Given task:
Copy every line of the listing that holds the string "numeric".

***** Provided material

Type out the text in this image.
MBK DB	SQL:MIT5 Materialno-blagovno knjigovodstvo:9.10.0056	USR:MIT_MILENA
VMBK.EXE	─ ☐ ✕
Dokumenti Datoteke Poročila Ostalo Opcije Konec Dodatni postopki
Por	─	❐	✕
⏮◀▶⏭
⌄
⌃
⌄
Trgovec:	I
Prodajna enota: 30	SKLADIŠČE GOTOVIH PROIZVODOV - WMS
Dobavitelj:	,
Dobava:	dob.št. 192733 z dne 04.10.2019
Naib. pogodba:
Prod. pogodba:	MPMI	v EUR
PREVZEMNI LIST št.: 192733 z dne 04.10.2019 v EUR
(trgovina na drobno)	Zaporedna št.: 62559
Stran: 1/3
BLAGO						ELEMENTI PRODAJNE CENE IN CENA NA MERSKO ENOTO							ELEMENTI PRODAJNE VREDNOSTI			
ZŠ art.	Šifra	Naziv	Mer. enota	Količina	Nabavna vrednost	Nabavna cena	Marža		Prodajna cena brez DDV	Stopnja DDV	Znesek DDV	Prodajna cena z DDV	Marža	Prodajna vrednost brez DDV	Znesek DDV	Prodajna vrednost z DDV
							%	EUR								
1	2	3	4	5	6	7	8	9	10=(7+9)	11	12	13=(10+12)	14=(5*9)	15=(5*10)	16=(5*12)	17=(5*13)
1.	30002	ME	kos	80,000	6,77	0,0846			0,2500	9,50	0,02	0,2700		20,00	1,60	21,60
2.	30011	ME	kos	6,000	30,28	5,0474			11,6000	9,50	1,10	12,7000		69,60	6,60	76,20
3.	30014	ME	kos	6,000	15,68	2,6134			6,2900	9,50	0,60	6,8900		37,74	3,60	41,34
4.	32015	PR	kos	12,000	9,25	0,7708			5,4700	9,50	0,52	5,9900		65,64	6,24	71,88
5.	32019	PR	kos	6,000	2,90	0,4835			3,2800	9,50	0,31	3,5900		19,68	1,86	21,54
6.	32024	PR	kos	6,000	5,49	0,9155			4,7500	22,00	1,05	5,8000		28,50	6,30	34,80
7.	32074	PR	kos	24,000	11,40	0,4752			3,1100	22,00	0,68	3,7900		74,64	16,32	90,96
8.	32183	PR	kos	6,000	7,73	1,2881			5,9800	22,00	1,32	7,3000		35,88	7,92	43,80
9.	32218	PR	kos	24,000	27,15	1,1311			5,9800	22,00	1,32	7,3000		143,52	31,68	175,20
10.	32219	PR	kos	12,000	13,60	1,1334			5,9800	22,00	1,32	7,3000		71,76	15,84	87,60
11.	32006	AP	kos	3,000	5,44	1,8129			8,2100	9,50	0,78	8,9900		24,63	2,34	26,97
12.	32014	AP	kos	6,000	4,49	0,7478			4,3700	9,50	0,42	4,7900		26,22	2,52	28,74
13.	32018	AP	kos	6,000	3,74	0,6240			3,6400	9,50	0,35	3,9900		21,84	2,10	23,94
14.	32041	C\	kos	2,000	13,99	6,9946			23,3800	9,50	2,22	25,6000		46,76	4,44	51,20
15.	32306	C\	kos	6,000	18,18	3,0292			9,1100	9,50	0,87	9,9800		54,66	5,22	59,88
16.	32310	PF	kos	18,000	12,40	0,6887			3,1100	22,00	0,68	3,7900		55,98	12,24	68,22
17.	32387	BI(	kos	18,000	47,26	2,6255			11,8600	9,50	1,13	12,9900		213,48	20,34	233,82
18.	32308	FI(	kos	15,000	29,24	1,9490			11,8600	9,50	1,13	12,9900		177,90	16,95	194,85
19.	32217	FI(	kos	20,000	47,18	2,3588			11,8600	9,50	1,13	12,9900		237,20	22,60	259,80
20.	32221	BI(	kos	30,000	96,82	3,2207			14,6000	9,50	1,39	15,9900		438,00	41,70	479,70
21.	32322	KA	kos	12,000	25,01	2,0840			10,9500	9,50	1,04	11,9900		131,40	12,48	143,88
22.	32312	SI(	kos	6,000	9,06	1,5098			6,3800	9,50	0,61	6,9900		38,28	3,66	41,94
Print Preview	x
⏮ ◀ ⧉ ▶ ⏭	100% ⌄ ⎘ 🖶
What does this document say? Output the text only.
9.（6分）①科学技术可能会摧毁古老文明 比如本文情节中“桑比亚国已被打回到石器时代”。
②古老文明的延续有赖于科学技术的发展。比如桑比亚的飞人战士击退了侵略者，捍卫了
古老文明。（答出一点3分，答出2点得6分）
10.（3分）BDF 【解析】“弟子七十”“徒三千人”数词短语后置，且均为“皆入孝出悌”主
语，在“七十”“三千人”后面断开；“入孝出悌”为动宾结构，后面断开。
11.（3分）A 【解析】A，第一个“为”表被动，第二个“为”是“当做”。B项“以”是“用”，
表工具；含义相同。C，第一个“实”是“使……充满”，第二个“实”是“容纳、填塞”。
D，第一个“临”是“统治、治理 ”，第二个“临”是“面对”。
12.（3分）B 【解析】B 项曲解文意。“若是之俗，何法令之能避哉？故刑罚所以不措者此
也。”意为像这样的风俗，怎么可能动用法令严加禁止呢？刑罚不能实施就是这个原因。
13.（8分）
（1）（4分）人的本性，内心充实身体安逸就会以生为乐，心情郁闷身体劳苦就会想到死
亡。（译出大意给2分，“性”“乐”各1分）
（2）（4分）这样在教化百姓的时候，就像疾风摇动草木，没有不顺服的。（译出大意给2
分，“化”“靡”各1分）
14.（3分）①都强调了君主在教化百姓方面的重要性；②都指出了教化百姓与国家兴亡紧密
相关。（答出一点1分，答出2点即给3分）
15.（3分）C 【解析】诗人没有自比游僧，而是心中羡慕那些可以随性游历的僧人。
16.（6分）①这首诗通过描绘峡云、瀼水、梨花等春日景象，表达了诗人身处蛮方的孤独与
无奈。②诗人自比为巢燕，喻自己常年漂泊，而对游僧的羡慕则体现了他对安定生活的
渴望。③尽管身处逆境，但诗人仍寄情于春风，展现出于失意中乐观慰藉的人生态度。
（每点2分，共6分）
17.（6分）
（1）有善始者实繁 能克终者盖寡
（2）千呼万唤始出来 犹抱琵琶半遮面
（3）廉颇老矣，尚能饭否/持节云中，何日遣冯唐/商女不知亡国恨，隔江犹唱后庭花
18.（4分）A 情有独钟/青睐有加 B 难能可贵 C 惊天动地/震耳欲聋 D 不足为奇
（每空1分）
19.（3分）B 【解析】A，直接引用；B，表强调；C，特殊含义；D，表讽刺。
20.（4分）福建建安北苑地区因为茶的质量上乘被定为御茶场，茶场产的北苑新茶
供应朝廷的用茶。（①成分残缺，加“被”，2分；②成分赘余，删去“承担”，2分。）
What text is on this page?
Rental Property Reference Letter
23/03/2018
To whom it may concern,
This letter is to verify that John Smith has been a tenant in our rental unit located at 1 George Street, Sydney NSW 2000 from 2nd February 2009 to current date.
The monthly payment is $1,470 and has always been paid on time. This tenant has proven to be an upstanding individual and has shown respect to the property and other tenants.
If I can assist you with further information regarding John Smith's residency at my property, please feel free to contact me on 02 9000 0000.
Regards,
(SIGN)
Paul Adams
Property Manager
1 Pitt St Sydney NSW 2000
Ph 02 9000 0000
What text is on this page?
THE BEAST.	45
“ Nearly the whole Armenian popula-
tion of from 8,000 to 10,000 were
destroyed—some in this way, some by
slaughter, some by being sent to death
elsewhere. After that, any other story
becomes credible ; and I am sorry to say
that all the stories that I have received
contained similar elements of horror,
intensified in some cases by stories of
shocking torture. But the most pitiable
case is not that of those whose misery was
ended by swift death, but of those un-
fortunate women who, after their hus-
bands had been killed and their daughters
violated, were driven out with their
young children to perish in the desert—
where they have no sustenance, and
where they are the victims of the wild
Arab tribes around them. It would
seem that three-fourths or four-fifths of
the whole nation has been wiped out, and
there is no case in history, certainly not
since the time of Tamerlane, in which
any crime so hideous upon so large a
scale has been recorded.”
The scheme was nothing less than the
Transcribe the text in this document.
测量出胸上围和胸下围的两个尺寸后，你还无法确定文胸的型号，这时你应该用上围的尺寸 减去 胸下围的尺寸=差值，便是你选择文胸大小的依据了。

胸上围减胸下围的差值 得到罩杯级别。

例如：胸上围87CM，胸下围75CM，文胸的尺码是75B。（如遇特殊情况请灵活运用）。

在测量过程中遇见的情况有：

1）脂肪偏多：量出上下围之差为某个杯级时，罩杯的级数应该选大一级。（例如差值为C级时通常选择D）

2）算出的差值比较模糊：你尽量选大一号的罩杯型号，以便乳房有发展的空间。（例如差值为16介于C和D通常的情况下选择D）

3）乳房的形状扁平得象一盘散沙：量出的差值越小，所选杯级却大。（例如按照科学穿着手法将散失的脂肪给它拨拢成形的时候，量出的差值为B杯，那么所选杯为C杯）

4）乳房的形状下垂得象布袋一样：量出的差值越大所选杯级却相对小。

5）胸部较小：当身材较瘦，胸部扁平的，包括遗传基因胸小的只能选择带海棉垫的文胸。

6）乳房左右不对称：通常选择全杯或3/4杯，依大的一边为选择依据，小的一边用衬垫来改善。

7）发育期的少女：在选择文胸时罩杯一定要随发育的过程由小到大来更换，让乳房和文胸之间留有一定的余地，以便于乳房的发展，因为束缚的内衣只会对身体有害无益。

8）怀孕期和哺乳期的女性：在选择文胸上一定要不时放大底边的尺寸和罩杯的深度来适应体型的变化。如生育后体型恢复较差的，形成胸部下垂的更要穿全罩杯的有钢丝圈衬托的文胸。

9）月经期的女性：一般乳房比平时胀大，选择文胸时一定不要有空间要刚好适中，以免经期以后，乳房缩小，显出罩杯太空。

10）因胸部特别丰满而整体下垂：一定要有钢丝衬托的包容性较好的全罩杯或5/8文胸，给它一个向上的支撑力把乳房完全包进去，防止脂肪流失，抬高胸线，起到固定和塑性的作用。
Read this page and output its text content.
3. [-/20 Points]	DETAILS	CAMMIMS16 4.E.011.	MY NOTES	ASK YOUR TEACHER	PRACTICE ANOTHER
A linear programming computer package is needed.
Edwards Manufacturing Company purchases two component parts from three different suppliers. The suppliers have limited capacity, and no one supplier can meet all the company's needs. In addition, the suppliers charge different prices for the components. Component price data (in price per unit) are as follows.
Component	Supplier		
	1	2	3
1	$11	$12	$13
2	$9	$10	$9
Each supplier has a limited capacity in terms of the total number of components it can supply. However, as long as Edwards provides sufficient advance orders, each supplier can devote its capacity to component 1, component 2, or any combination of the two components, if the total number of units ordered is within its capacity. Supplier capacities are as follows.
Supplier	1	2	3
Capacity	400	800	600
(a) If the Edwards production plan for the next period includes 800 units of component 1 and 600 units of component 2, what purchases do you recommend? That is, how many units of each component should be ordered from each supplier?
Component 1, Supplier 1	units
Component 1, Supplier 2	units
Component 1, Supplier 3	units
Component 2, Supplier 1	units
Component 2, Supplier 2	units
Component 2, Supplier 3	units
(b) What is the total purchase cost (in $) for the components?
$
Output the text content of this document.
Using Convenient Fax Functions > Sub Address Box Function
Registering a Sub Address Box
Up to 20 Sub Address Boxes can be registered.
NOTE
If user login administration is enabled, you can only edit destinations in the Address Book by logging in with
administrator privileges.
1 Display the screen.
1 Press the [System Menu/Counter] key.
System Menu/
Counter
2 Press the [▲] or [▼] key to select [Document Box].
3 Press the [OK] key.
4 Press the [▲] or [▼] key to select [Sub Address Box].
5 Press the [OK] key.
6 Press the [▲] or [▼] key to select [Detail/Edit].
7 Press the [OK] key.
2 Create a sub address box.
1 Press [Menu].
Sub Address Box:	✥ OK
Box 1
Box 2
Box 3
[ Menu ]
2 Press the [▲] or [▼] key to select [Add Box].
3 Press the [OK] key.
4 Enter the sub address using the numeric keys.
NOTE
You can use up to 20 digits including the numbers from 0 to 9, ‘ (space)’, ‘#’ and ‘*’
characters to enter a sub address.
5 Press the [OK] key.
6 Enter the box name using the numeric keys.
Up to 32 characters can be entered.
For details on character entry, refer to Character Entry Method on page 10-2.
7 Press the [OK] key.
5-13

**********

Written solution:
4 Enter the sub address using the numeric keys.
6 Enter the box name using the numeric keys.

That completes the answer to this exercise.